## Directions
Show each line that has the string "работе" in it.

Stored entries:
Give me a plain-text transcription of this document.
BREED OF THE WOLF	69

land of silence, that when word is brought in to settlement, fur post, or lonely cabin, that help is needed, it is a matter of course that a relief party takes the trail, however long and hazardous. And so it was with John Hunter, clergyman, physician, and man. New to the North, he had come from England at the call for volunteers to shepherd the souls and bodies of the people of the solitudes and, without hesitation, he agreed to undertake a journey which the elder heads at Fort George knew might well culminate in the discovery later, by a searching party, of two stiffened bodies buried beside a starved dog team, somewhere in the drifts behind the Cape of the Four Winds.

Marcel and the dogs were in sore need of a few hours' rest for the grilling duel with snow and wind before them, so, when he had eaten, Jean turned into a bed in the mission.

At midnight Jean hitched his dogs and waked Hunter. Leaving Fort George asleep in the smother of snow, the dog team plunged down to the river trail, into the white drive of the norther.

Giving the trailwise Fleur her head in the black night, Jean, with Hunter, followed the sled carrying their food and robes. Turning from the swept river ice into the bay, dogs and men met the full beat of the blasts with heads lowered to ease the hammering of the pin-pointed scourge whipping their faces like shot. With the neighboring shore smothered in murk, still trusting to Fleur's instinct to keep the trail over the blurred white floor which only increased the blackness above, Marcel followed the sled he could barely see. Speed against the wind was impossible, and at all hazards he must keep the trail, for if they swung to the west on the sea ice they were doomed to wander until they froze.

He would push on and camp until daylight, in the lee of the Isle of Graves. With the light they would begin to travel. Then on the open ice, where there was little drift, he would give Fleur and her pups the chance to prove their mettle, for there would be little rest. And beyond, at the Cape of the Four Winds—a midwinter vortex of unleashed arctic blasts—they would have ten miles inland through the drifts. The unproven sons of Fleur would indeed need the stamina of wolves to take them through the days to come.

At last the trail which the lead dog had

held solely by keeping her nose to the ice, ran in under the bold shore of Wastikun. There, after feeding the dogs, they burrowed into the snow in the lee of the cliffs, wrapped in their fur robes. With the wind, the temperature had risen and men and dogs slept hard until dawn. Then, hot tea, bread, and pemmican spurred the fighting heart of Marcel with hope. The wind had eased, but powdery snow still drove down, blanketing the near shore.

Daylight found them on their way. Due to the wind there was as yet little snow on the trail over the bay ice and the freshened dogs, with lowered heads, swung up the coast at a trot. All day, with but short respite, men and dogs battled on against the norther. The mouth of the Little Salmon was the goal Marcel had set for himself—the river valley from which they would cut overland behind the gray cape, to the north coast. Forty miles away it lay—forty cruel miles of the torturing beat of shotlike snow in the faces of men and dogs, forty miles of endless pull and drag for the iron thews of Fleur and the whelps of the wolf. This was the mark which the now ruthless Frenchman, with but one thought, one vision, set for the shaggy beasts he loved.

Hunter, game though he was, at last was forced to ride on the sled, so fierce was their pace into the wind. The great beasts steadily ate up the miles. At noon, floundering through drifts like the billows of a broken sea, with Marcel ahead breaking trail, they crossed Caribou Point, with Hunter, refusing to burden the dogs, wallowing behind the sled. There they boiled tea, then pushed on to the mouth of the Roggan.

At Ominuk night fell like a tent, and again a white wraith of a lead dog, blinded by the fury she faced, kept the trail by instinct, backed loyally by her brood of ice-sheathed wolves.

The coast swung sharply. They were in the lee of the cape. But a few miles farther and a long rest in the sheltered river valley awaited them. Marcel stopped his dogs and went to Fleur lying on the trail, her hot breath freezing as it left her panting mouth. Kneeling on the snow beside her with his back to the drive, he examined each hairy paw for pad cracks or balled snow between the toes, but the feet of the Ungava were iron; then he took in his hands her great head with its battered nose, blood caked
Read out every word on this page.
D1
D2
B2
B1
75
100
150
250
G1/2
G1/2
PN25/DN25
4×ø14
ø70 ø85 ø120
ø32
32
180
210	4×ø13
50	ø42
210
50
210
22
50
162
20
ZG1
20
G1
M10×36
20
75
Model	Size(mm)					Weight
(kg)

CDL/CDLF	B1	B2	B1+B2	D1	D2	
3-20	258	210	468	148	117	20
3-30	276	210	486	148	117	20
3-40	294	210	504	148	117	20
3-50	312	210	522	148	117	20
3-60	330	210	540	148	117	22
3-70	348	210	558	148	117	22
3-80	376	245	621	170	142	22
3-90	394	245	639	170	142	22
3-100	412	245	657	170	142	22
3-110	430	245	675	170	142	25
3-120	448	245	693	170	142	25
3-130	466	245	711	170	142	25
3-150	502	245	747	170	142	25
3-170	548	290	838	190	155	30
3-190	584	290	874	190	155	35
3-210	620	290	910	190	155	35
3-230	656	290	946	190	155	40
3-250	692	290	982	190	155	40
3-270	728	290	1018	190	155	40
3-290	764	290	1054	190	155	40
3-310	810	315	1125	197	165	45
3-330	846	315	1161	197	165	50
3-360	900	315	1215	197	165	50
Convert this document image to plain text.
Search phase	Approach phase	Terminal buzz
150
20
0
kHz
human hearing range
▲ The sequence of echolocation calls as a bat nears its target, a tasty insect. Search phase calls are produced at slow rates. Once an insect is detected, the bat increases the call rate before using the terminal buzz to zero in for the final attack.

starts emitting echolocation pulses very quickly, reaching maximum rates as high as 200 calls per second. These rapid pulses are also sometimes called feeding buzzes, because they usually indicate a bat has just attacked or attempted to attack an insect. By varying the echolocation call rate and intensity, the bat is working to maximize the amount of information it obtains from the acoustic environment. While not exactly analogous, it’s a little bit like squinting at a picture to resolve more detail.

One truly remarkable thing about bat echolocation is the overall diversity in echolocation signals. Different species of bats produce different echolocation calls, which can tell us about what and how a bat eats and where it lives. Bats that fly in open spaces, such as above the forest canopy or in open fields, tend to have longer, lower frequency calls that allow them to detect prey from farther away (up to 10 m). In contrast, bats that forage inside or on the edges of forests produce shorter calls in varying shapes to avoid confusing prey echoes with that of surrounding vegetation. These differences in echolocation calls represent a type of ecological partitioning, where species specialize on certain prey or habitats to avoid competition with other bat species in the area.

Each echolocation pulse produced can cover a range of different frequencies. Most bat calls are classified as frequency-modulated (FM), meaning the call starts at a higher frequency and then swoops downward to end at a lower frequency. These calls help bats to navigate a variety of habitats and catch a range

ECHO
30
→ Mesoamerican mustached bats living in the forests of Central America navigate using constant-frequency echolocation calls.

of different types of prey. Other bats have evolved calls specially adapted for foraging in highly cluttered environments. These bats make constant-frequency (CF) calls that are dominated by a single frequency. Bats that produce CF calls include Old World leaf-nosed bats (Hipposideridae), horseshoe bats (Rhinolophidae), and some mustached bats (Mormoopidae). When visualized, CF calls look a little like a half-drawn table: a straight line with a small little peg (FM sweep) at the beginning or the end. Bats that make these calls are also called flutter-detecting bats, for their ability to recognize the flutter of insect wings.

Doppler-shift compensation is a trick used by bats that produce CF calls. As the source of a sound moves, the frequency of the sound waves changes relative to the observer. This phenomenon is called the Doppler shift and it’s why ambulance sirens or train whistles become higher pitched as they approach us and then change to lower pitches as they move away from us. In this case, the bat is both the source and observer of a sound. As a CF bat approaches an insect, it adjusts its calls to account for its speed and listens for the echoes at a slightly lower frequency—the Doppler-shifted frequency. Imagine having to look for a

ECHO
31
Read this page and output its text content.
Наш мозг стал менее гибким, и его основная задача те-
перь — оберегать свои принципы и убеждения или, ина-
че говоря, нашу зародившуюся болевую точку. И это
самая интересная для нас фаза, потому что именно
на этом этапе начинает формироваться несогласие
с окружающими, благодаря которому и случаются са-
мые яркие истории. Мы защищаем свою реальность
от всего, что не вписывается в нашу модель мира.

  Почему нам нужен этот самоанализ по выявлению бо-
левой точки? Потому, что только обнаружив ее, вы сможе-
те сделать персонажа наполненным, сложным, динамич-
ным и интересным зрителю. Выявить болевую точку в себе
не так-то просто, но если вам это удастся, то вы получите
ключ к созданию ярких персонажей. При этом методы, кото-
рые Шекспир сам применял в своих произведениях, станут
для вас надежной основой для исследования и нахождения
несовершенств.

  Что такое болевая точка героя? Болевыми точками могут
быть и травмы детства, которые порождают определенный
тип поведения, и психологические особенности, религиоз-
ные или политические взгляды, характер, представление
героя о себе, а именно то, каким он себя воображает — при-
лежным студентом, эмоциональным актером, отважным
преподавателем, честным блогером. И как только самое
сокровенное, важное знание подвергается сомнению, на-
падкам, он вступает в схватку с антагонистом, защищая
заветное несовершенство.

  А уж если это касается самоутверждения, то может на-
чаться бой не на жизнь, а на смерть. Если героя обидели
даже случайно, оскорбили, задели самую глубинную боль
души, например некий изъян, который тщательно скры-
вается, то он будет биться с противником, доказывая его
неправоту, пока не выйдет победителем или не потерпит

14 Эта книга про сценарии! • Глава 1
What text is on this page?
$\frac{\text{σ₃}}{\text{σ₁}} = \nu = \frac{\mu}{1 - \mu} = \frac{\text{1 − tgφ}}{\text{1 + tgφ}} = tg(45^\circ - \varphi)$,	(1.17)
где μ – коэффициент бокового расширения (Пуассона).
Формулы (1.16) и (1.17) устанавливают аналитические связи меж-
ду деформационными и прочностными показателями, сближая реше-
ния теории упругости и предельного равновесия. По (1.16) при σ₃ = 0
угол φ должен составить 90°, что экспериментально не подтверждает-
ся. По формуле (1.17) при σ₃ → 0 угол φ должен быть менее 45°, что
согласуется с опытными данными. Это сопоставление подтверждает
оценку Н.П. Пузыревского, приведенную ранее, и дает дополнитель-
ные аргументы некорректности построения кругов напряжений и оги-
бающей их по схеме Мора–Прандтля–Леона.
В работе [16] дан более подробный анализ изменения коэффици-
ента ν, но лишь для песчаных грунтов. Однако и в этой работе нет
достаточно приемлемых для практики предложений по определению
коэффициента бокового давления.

## Result of the task
В работе [16] дан более подробный анализ изменения коэффици-
ента ν, но лишь для песчаных грунтов. Однако и в этой работе нет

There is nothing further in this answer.